Work to complete
Make an exact copy of all the material below, apart from the pictures.

The data
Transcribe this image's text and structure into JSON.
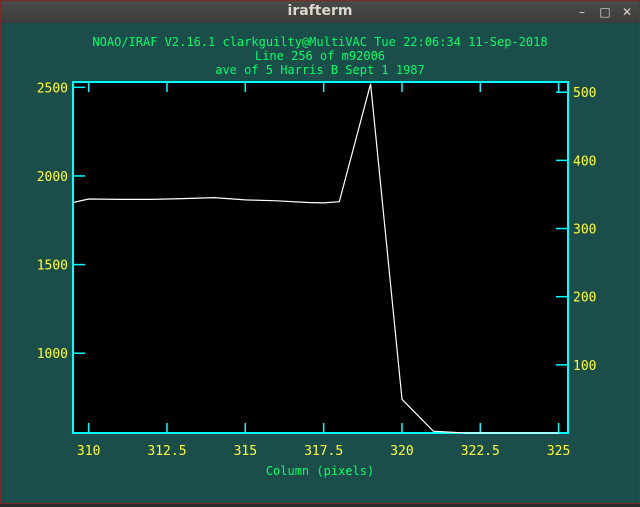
{
  "window": {
    "title": "irafterm",
    "buttons": {
      "minimize": "–",
      "maximize": "□",
      "close": "✕"
    }
  },
  "plot": {
    "header_line1": "NOAO/IRAF V2.16.1 clarkguilty@MultiVAC Tue 22:06:34 11-Sep-2018",
    "header_line2": "Line 256 of m92006",
    "header_line3": "ave of  5 Harris B Sept 1 1987",
    "xlabel": "Column (pixels)"
  },
  "colors": {
    "background": "#1b4e4a",
    "plot_area": "#000000",
    "frame": "#00ffff",
    "text": "#00ff66",
    "ticklabels": "#ffff33",
    "curve": "#ffffff"
  },
  "chart_data": {
    "type": "line",
    "x": [
      309.5,
      310,
      311,
      312,
      313,
      314,
      315,
      316,
      317,
      317.5,
      318,
      319,
      320,
      321,
      322,
      323,
      324,
      325
    ],
    "values": [
      1850,
      1870,
      1868,
      1868,
      1872,
      1878,
      1865,
      1860,
      1850,
      1848,
      1855,
      2520,
      740,
      560,
      550,
      548,
      548,
      548
    ],
    "xlim": [
      309.5,
      325.3
    ],
    "ylim": [
      550,
      2530
    ],
    "x_ticks": [
      310,
      312.5,
      315,
      317.5,
      320,
      322.5,
      325
    ],
    "x_tick_labels": [
      "310",
      "312.5",
      "315",
      "317.5",
      "320",
      "322.5",
      "325"
    ],
    "y_ticks": [
      1000,
      1500,
      2000,
      2500
    ],
    "y_tick_labels": [
      "1000",
      "1500",
      "2000",
      "2500"
    ],
    "y2_ticks": [
      100,
      200,
      300,
      400,
      500
    ],
    "y2_tick_labels": [
      "100",
      "200",
      "300",
      "400",
      "500"
    ],
    "y2lim": [
      0,
      515
    ],
    "xlabel": "Column (pixels)",
    "title": "NOAO/IRAF V2.16.1 clarkguilty@MultiVAC Tue 22:06:34 11-Sep-2018"
  }
}
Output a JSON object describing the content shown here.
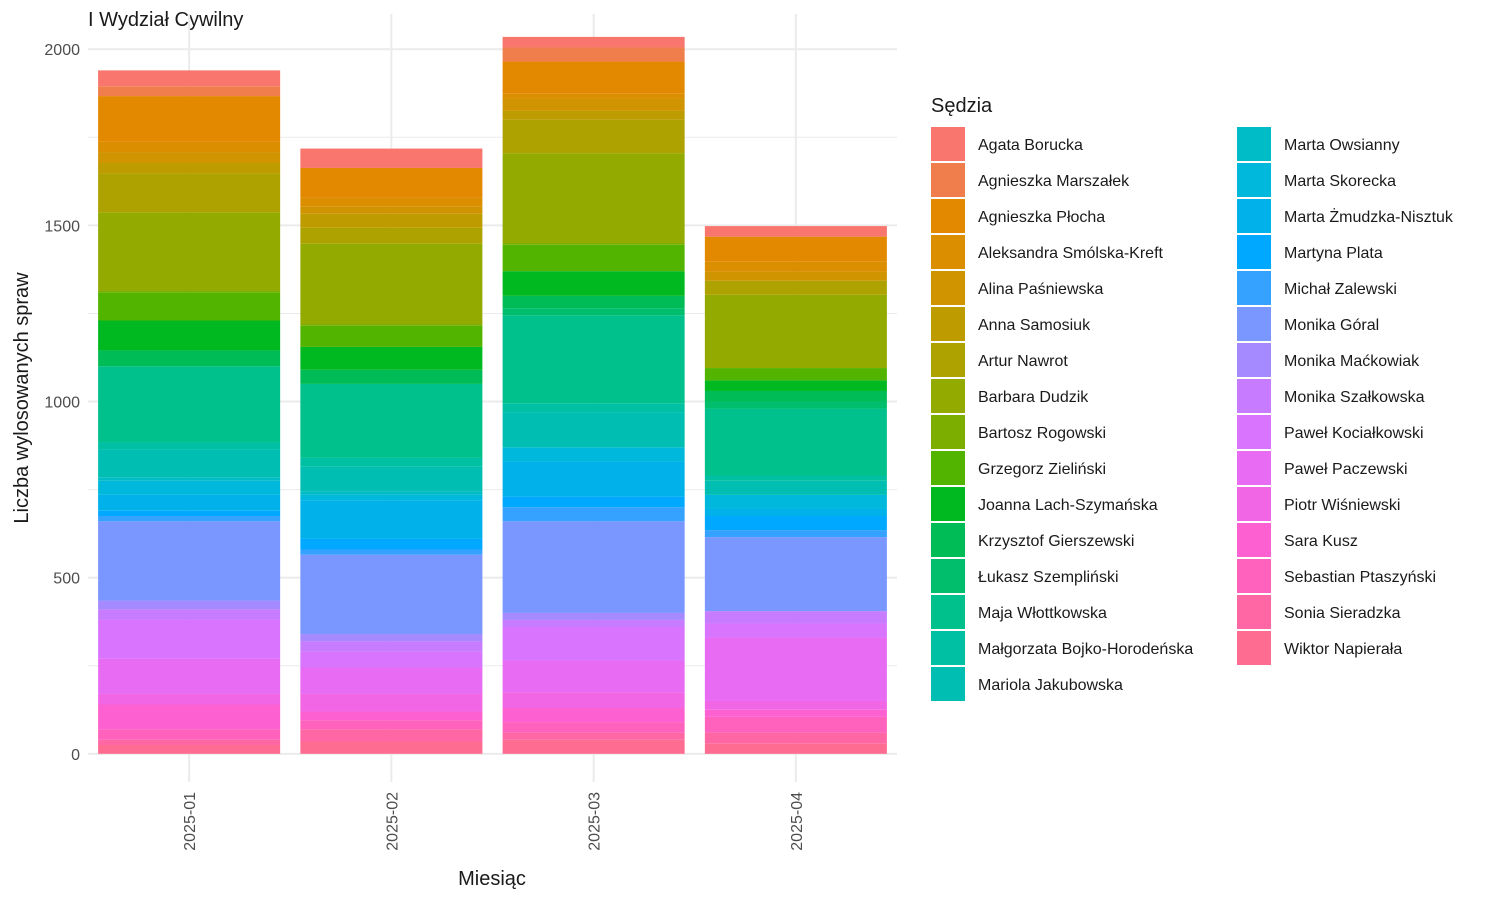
{
  "chart_data": {
    "type": "bar",
    "stacked": true,
    "title": "I Wydział Cywilny",
    "xlabel": "Miesiąc",
    "ylabel": "Liczba wylosowanych spraw",
    "ylim": [
      -80,
      2100
    ],
    "yticks": [
      0,
      500,
      1000,
      1500,
      2000
    ],
    "grid": true,
    "legend": {
      "title": "Sędzia",
      "placement": "right",
      "columns": 2
    },
    "categories": [
      "2025-01",
      "2025-02",
      "2025-03",
      "2025-04"
    ],
    "series": [
      {
        "name": "Agata Borucka",
        "color": "#F8766D",
        "values": [
          45,
          55,
          30,
          30
        ]
      },
      {
        "name": "Agnieszka Marszałek",
        "color": "#F07E4D",
        "values": [
          28,
          0,
          40,
          0
        ]
      },
      {
        "name": "Agnieszka Płocha",
        "color": "#E38900",
        "values": [
          130,
          85,
          90,
          70
        ]
      },
      {
        "name": "Aleksandra Smólska-Kreft",
        "color": "#DB8E00",
        "values": [
          30,
          25,
          15,
          30
        ]
      },
      {
        "name": "Alina Paśniewska",
        "color": "#CF9400",
        "values": [
          30,
          20,
          35,
          25
        ]
      },
      {
        "name": "Anna Samosiuk",
        "color": "#BE9C00",
        "values": [
          30,
          40,
          25,
          0
        ]
      },
      {
        "name": "Artur Nawrot",
        "color": "#AEA200",
        "values": [
          110,
          45,
          95,
          40
        ]
      },
      {
        "name": "Barbara Dudzik",
        "color": "#93AA00",
        "values": [
          222,
          228,
          255,
          208
        ]
      },
      {
        "name": "Bartosz Rogowski",
        "color": "#7CAE00",
        "values": [
          5,
          5,
          5,
          0
        ]
      },
      {
        "name": "Grzegorz Zieliński",
        "color": "#53B400",
        "values": [
          80,
          60,
          75,
          35
        ]
      },
      {
        "name": "Joanna Lach-Szymańska",
        "color": "#00B81F",
        "values": [
          85,
          65,
          70,
          30
        ]
      },
      {
        "name": "Krzysztof Gierszewski",
        "color": "#00BC56",
        "values": [
          45,
          40,
          35,
          30
        ]
      },
      {
        "name": "Łukasz Szempliński",
        "color": "#00BE6C",
        "values": [
          0,
          0,
          20,
          20
        ]
      },
      {
        "name": "Maja Włottkowska",
        "color": "#00C08B",
        "values": [
          215,
          210,
          250,
          190
        ]
      },
      {
        "name": "Małgorzata Bojko-Horodeńska",
        "color": "#00C0A3",
        "values": [
          20,
          25,
          25,
          15
        ]
      },
      {
        "name": "Mariola Jakubowska",
        "color": "#00BFB2",
        "values": [
          80,
          70,
          100,
          40
        ]
      },
      {
        "name": "Marta Owsianny",
        "color": "#00BCC6",
        "values": [
          10,
          10,
          0,
          0
        ]
      },
      {
        "name": "Marta Skorecka",
        "color": "#00B8DB",
        "values": [
          40,
          15,
          40,
          40
        ]
      },
      {
        "name": "Marta Żmudzka-Nisztuk",
        "color": "#00B1EA",
        "values": [
          45,
          110,
          100,
          20
        ]
      },
      {
        "name": "Martyna Plata",
        "color": "#00A9FF",
        "values": [
          15,
          30,
          30,
          40
        ]
      },
      {
        "name": "Michał Zalewski",
        "color": "#35A2FF",
        "values": [
          15,
          15,
          40,
          20
        ]
      },
      {
        "name": "Monika Góral",
        "color": "#7997FF",
        "values": [
          225,
          225,
          260,
          210
        ]
      },
      {
        "name": "Monika Maćkowiak",
        "color": "#A58AFF",
        "values": [
          25,
          20,
          20,
          0
        ]
      },
      {
        "name": "Monika Szałkowska",
        "color": "#C77CFF",
        "values": [
          30,
          30,
          20,
          35
        ]
      },
      {
        "name": "Paweł Kociałkowski",
        "color": "#D874FD",
        "values": [
          110,
          45,
          95,
          40
        ]
      },
      {
        "name": "Paweł Paczewski",
        "color": "#E76BF3",
        "values": [
          100,
          75,
          90,
          180
        ]
      },
      {
        "name": "Piotr Wiśniewski",
        "color": "#F166E4",
        "values": [
          30,
          50,
          45,
          25
        ]
      },
      {
        "name": "Sara Kusz",
        "color": "#FD61D1",
        "values": [
          70,
          25,
          40,
          20
        ]
      },
      {
        "name": "Sebastian Ptaszyński",
        "color": "#FF62BC",
        "values": [
          30,
          25,
          30,
          45
        ]
      },
      {
        "name": "Sonia Sieradzka",
        "color": "#FF67A4",
        "values": [
          15,
          35,
          20,
          30
        ]
      },
      {
        "name": "Wiktor Napierała",
        "color": "#FF6C91",
        "values": [
          25,
          35,
          40,
          30
        ]
      }
    ]
  }
}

Answer to the exercise
Transcribe this image's text and structure into JSON.
{
  "window": {
    "title": "irafterm",
    "buttons": {
      "minimize": "–",
      "maximize": "□",
      "close": "✕"
    }
  },
  "plot": {
    "header_line1": "NOAO/IRAF V2.16.1 clarkguilty@MultiVAC Tue 22:06:34 11-Sep-2018",
    "header_line2": "Line 256 of m92006",
    "header_line3": "ave of  5 Harris B Sept 1 1987",
    "xlabel": "Column (pixels)"
  },
  "colors": {
    "background": "#1b4e4a",
    "plot_area": "#000000",
    "frame": "#00ffff",
    "text": "#00ff66",
    "ticklabels": "#ffff33",
    "curve": "#ffffff"
  },
  "chart_data": {
    "type": "line",
    "x": [
      309.5,
      310,
      311,
      312,
      313,
      314,
      315,
      316,
      317,
      317.5,
      318,
      319,
      320,
      321,
      322,
      323,
      324,
      325
    ],
    "values": [
      1850,
      1870,
      1868,
      1868,
      1872,
      1878,
      1865,
      1860,
      1850,
      1848,
      1855,
      2520,
      740,
      560,
      550,
      548,
      548,
      548
    ],
    "xlim": [
      309.5,
      325.3
    ],
    "ylim": [
      550,
      2530
    ],
    "x_ticks": [
      310,
      312.5,
      315,
      317.5,
      320,
      322.5,
      325
    ],
    "x_tick_labels": [
      "310",
      "312.5",
      "315",
      "317.5",
      "320",
      "322.5",
      "325"
    ],
    "y_ticks": [
      1000,
      1500,
      2000,
      2500
    ],
    "y_tick_labels": [
      "1000",
      "1500",
      "2000",
      "2500"
    ],
    "y2_ticks": [
      100,
      200,
      300,
      400,
      500
    ],
    "y2_tick_labels": [
      "100",
      "200",
      "300",
      "400",
      "500"
    ],
    "y2lim": [
      0,
      515
    ],
    "xlabel": "Column (pixels)",
    "title": "NOAO/IRAF V2.16.1 clarkguilty@MultiVAC Tue 22:06:34 11-Sep-2018"
  }
}
Output a JSON object describing the content shown here.
{
  "chart_data": {
    "type": "bar",
    "stacked": true,
    "title": "I Wydział Cywilny",
    "xlabel": "Miesiąc",
    "ylabel": "Liczba wylosowanych spraw",
    "ylim": [
      -80,
      2100
    ],
    "yticks": [
      0,
      500,
      1000,
      1500,
      2000
    ],
    "grid": true,
    "legend": {
      "title": "Sędzia",
      "placement": "right",
      "columns": 2
    },
    "categories": [
      "2025-01",
      "2025-02",
      "2025-03",
      "2025-04"
    ],
    "series": [
      {
        "name": "Agata Borucka",
        "color": "#F8766D",
        "values": [
          45,
          55,
          30,
          30
        ]
      },
      {
        "name": "Agnieszka Marszałek",
        "color": "#F07E4D",
        "values": [
          28,
          0,
          40,
          0
        ]
      },
      {
        "name": "Agnieszka Płocha",
        "color": "#E38900",
        "values": [
          130,
          85,
          90,
          70
        ]
      },
      {
        "name": "Aleksandra Smólska-Kreft",
        "color": "#DB8E00",
        "values": [
          30,
          25,
          15,
          30
        ]
      },
      {
        "name": "Alina Paśniewska",
        "color": "#CF9400",
        "values": [
          30,
          20,
          35,
          25
        ]
      },
      {
        "name": "Anna Samosiuk",
        "color": "#BE9C00",
        "values": [
          30,
          40,
          25,
          0
        ]
      },
      {
        "name": "Artur Nawrot",
        "color": "#AEA200",
        "values": [
          110,
          45,
          95,
          40
        ]
      },
      {
        "name": "Barbara Dudzik",
        "color": "#93AA00",
        "values": [
          222,
          228,
          255,
          208
        ]
      },
      {
        "name": "Bartosz Rogowski",
        "color": "#7CAE00",
        "values": [
          5,
          5,
          5,
          0
        ]
      },
      {
        "name": "Grzegorz Zieliński",
        "color": "#53B400",
        "values": [
          80,
          60,
          75,
          35
        ]
      },
      {
        "name": "Joanna Lach-Szymańska",
        "color": "#00B81F",
        "values": [
          85,
          65,
          70,
          30
        ]
      },
      {
        "name": "Krzysztof Gierszewski",
        "color": "#00BC56",
        "values": [
          45,
          40,
          35,
          30
        ]
      },
      {
        "name": "Łukasz Szempliński",
        "color": "#00BE6C",
        "values": [
          0,
          0,
          20,
          20
        ]
      },
      {
        "name": "Maja Włottkowska",
        "color": "#00C08B",
        "values": [
          215,
          210,
          250,
          190
        ]
      },
      {
        "name": "Małgorzata Bojko-Horodeńska",
        "color": "#00C0A3",
        "values": [
          20,
          25,
          25,
          15
        ]
      },
      {
        "name": "Mariola Jakubowska",
        "color": "#00BFB2",
        "values": [
          80,
          70,
          100,
          40
        ]
      },
      {
        "name": "Marta Owsianny",
        "color": "#00BCC6",
        "values": [
          10,
          10,
          0,
          0
        ]
      },
      {
        "name": "Marta Skorecka",
        "color": "#00B8DB",
        "values": [
          40,
          15,
          40,
          40
        ]
      },
      {
        "name": "Marta Żmudzka-Nisztuk",
        "color": "#00B1EA",
        "values": [
          45,
          110,
          100,
          20
        ]
      },
      {
        "name": "Martyna Plata",
        "color": "#00A9FF",
        "values": [
          15,
          30,
          30,
          40
        ]
      },
      {
        "name": "Michał Zalewski",
        "color": "#35A2FF",
        "values": [
          15,
          15,
          40,
          20
        ]
      },
      {
        "name": "Monika Góral",
        "color": "#7997FF",
        "values": [
          225,
          225,
          260,
          210
        ]
      },
      {
        "name": "Monika Maćkowiak",
        "color": "#A58AFF",
        "values": [
          25,
          20,
          20,
          0
        ]
      },
      {
        "name": "Monika Szałkowska",
        "color": "#C77CFF",
        "values": [
          30,
          30,
          20,
          35
        ]
      },
      {
        "name": "Paweł Kociałkowski",
        "color": "#D874FD",
        "values": [
          110,
          45,
          95,
          40
        ]
      },
      {
        "name": "Paweł Paczewski",
        "color": "#E76BF3",
        "values": [
          100,
          75,
          90,
          180
        ]
      },
      {
        "name": "Piotr Wiśniewski",
        "color": "#F166E4",
        "values": [
          30,
          50,
          45,
          25
        ]
      },
      {
        "name": "Sara Kusz",
        "color": "#FD61D1",
        "values": [
          70,
          25,
          40,
          20
        ]
      },
      {
        "name": "Sebastian Ptaszyński",
        "color": "#FF62BC",
        "values": [
          30,
          25,
          30,
          45
        ]
      },
      {
        "name": "Sonia Sieradzka",
        "color": "#FF67A4",
        "values": [
          15,
          35,
          20,
          30
        ]
      },
      {
        "name": "Wiktor Napierała",
        "color": "#FF6C91",
        "values": [
          25,
          35,
          40,
          30
        ]
      }
    ]
  }
}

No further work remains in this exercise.